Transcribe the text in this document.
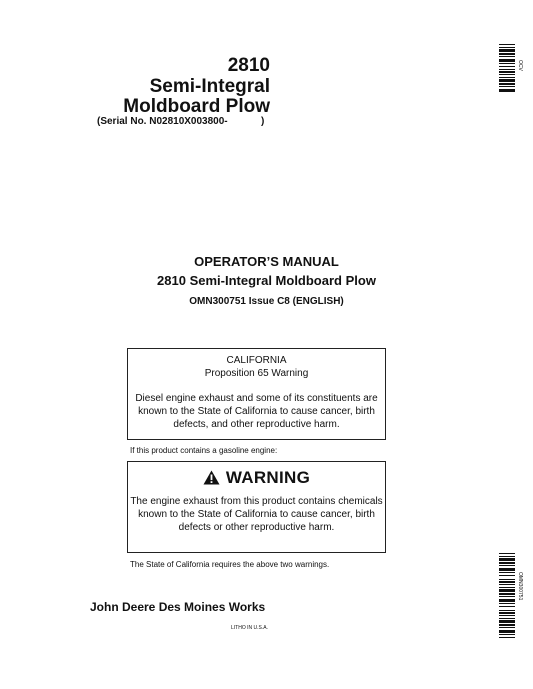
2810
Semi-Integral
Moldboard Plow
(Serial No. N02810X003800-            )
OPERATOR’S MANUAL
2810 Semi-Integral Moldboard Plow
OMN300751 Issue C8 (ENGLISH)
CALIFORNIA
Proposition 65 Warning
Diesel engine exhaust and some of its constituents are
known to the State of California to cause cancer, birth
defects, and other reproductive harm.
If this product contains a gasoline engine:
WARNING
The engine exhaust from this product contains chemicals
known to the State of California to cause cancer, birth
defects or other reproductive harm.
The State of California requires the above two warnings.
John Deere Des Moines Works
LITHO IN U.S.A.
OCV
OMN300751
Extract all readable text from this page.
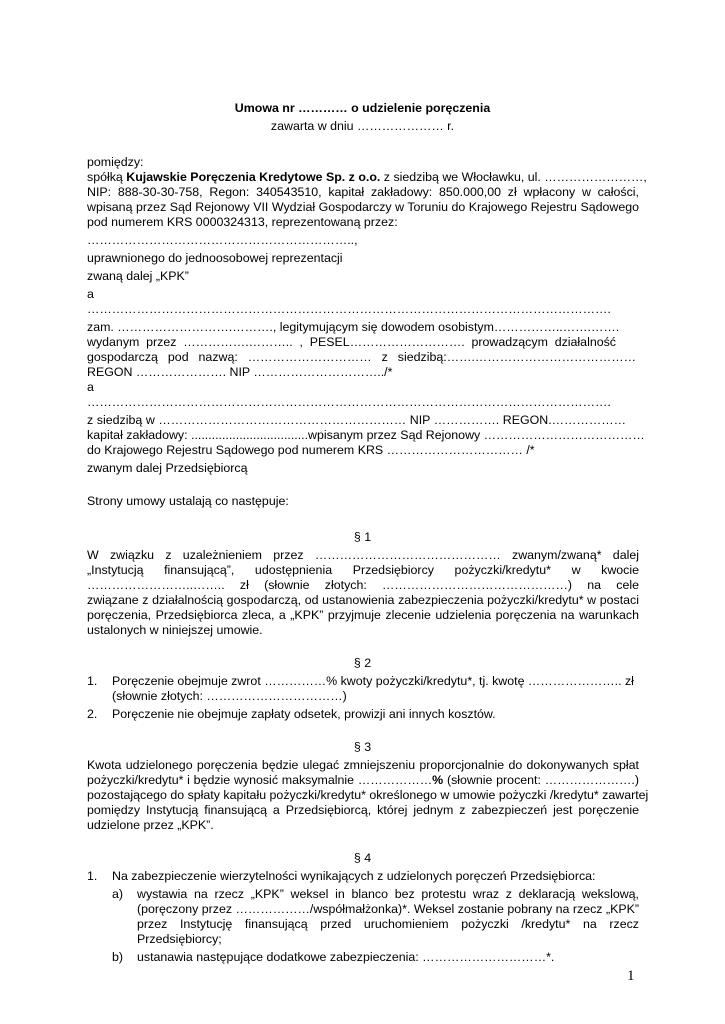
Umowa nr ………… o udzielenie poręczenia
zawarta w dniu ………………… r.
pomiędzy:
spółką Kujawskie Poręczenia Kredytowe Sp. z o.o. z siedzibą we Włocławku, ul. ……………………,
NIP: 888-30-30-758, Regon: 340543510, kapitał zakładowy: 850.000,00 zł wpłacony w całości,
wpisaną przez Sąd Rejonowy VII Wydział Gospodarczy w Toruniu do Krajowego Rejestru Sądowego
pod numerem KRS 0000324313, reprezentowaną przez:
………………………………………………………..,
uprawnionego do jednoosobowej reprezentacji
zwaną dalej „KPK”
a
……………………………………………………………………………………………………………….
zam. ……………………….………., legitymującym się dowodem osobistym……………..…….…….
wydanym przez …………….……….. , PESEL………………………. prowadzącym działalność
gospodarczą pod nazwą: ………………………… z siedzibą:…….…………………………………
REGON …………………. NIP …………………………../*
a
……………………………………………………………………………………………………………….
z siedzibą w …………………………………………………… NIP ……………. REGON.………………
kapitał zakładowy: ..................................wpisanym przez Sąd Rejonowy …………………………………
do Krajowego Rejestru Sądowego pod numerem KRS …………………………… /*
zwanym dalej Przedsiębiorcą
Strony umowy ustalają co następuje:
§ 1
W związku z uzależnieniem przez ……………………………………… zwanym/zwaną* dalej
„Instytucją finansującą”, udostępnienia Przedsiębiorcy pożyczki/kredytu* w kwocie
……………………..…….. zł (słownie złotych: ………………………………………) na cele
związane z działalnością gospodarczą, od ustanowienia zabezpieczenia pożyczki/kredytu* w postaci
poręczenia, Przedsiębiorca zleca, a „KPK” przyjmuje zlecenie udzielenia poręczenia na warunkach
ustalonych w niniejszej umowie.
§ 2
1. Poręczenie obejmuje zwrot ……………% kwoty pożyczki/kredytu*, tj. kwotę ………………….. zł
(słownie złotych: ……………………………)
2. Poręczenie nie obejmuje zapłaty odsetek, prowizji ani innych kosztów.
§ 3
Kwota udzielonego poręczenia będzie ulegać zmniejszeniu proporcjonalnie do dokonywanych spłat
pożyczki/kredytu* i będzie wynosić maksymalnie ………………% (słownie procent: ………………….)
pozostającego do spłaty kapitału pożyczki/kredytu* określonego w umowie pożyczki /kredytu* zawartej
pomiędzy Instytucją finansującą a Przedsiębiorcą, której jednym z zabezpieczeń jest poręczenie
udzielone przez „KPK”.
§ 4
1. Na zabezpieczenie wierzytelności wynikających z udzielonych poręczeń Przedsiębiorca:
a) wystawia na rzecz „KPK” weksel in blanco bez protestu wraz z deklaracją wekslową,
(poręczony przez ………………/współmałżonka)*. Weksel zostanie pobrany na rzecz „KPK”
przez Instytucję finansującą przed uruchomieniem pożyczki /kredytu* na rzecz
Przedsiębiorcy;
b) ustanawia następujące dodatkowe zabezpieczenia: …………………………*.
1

-*-*-

__WORK REQUIRED__:
Going through the entries above, tally each line that has the word "obejmuje". Answer with the number only.

__FULL OUTPUT__:
2